**WRITTEN PROBLEM**
Pictures do not belong in the copy; quote every entry below exactly.

[Stored items]
--------------------------------------------------

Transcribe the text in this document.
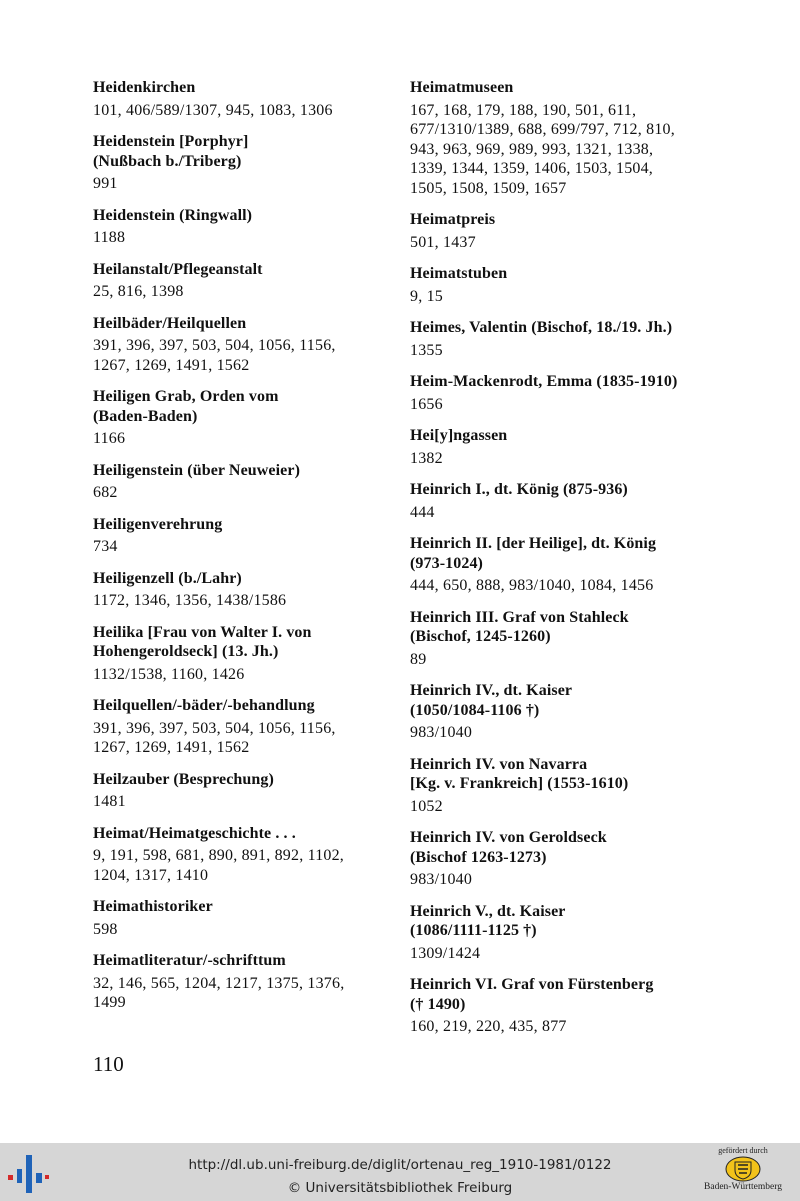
Heidenkirchen
101, 406/589/1307, 945, 1083, 1306
Heidenstein [Porphyr]
(Nußbach b./Triberg)
991
Heidenstein (Ringwall)
1188
Heilanstalt/Pflegeanstalt
25, 816, 1398
Heilbäder/Heilquellen
391, 396, 397, 503, 504, 1056, 1156,
1267, 1269, 1491, 1562
Heiligen Grab, Orden vom
(Baden-Baden)
1166
Heiligenstein (über Neuweier)
682
Heiligenverehrung
734
Heiligenzell (b./Lahr)
1172, 1346, 1356, 1438/1586
Heilika [Frau von Walter I. von
Hohengeroldseck] (13. Jh.)
1132/1538, 1160, 1426
Heilquellen/-bäder/-behandlung
391, 396, 397, 503, 504, 1056, 1156,
1267, 1269, 1491, 1562
Heilzauber (Besprechung)
1481
Heimat/Heimatgeschichte . . .
9, 191, 598, 681, 890, 891, 892, 1102,
1204, 1317, 1410
Heimathistoriker
598
Heimatliteratur/-schrifttum
32, 146, 565, 1204, 1217, 1375, 1376,
1499
Heimatmuseen
167, 168, 179, 188, 190, 501, 611,
677/1310/1389, 688, 699/797, 712, 810,
943, 963, 969, 989, 993, 1321, 1338,
1339, 1344, 1359, 1406, 1503, 1504,
1505, 1508, 1509, 1657
Heimatpreis
501, 1437
Heimatstuben
9, 15
Heimes, Valentin (Bischof, 18./19. Jh.)
1355
Heim-Mackenrodt, Emma (1835-1910)
1656
Hei[y]ngassen
1382
Heinrich I., dt. König (875-936)
444
Heinrich II. [der Heilige], dt. König
(973-1024)
444, 650, 888, 983/1040, 1084, 1456
Heinrich III. Graf von Stahleck
(Bischof, 1245-1260)
89
Heinrich IV., dt. Kaiser
(1050/1084-1106 †)
983/1040
Heinrich IV. von Navarra
[Kg. v. Frankreich] (1553-1610)
1052
Heinrich IV. von Geroldseck
(Bischof 1263-1273)
983/1040
Heinrich V., dt. Kaiser
(1086/1111-1125 †)
1309/1424
Heinrich VI. Graf von Fürstenberg
(† 1490)
160, 219, 220, 435, 877
110
http://dl.ub.uni-freiburg.de/diglit/ortenau_reg_1910-1981/0122
© Universitätsbibliothek Freiburg
gefördert durch
Baden-Württemberg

--------------------------------------------------

**ANSWER FOR THE TASK**
Transcribe the text in this document.
Heidenkirchen
101, 406/589/1307, 945, 1083, 1306
Heidenstein [Porphyr]
(Nußbach b./Triberg)
991
Heidenstein (Ringwall)
1188
Heilanstalt/Pflegeanstalt
25, 816, 1398
Heilbäder/Heilquellen
391, 396, 397, 503, 504, 1056, 1156,
1267, 1269, 1491, 1562
Heiligen Grab, Orden vom
(Baden-Baden)
1166
Heiligenstein (über Neuweier)
682
Heiligenverehrung
734
Heiligenzell (b./Lahr)
1172, 1346, 1356, 1438/1586
Heilika [Frau von Walter I. von
Hohengeroldseck] (13. Jh.)
1132/1538, 1160, 1426
Heilquellen/-bäder/-behandlung
391, 396, 397, 503, 504, 1056, 1156,
1267, 1269, 1491, 1562
Heilzauber (Besprechung)
1481
Heimat/Heimatgeschichte . . .
9, 191, 598, 681, 890, 891, 892, 1102,
1204, 1317, 1410
Heimathistoriker
598
Heimatliteratur/-schrifttum
32, 146, 565, 1204, 1217, 1375, 1376,
1499
Heimatmuseen
167, 168, 179, 188, 190, 501, 611,
677/1310/1389, 688, 699/797, 712, 810,
943, 963, 969, 989, 993, 1321, 1338,
1339, 1344, 1359, 1406, 1503, 1504,
1505, 1508, 1509, 1657
Heimatpreis
501, 1437
Heimatstuben
9, 15
Heimes, Valentin (Bischof, 18./19. Jh.)
1355
Heim-Mackenrodt, Emma (1835-1910)
1656
Hei[y]ngassen
1382
Heinrich I., dt. König (875-936)
444
Heinrich II. [der Heilige], dt. König
(973-1024)
444, 650, 888, 983/1040, 1084, 1456
Heinrich III. Graf von Stahleck
(Bischof, 1245-1260)
89
Heinrich IV., dt. Kaiser
(1050/1084-1106 †)
983/1040
Heinrich IV. von Navarra
[Kg. v. Frankreich] (1553-1610)
1052
Heinrich IV. von Geroldseck
(Bischof 1263-1273)
983/1040
Heinrich V., dt. Kaiser
(1086/1111-1125 †)
1309/1424
Heinrich VI. Graf von Fürstenberg
(† 1490)
160, 219, 220, 435, 877
110
http://dl.ub.uni-freiburg.de/diglit/ortenau_reg_1910-1981/0122
© Universitätsbibliothek Freiburg
gefördert durch
Baden-Württemberg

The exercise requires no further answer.